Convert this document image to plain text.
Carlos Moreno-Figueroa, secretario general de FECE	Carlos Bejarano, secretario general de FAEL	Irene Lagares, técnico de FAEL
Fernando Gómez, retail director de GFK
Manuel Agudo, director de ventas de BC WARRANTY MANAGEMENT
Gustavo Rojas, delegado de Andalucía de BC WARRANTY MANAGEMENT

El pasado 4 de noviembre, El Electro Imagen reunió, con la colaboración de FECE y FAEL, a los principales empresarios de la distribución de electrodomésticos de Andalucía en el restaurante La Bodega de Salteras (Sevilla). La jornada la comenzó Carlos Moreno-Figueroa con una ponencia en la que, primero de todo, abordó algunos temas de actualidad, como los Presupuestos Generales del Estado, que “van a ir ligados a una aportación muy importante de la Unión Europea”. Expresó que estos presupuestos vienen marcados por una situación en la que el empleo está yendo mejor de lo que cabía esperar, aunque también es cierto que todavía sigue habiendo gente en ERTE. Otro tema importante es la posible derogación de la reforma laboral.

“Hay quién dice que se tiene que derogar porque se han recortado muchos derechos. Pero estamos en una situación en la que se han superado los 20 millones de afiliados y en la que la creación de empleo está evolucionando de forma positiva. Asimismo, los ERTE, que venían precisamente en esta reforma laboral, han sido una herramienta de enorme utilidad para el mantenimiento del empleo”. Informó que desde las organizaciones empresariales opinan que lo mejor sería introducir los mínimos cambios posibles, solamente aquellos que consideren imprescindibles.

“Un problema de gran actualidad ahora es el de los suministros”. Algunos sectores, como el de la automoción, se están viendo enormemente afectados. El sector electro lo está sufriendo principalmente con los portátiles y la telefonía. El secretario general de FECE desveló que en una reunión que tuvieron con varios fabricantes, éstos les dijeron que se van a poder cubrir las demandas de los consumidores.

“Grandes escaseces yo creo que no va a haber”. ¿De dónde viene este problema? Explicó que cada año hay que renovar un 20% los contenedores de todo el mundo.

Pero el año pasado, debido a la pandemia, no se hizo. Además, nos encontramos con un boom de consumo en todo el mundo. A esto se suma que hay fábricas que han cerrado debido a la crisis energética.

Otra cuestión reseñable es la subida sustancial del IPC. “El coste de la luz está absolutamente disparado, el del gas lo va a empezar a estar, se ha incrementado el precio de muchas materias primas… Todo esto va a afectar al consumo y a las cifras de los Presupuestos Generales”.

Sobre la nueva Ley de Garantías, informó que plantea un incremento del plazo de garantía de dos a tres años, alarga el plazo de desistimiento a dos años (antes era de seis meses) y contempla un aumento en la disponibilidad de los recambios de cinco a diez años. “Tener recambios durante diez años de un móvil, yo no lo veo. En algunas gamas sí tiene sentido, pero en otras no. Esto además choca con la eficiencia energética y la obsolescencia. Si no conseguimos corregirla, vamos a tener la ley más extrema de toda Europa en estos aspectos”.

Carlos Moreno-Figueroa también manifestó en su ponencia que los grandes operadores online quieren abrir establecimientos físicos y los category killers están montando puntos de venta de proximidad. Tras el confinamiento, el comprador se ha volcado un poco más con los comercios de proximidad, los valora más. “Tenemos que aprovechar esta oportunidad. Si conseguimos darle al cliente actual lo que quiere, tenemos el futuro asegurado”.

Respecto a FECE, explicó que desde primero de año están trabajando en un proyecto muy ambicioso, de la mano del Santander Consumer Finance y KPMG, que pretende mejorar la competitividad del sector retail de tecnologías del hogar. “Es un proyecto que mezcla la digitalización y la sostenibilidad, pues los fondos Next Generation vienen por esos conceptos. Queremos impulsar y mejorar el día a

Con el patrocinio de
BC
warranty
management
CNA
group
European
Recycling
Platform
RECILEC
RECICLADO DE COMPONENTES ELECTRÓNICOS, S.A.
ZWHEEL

⁂

Pull out each line containing the word "problema" and copy it.

— Solution to the exercise —
“Un problema de gran actualidad ahora es el de los suministros”. Algunos sectores, como el de la automoción, se están viendo enormemente afectados. El sector electro lo está sufriendo principalmente con los portátiles y la telefonía. El secretario general de FECE desveló que en una reunión que tuvieron con varios fabricantes, éstos les dijeron que se van a poder cubrir las demandas de los consumidores.
“Grandes escaseces yo creo que no va a haber”. ¿De dónde viene este problema? Explicó que cada año hay que renovar un 20% los contenedores de todo el mundo.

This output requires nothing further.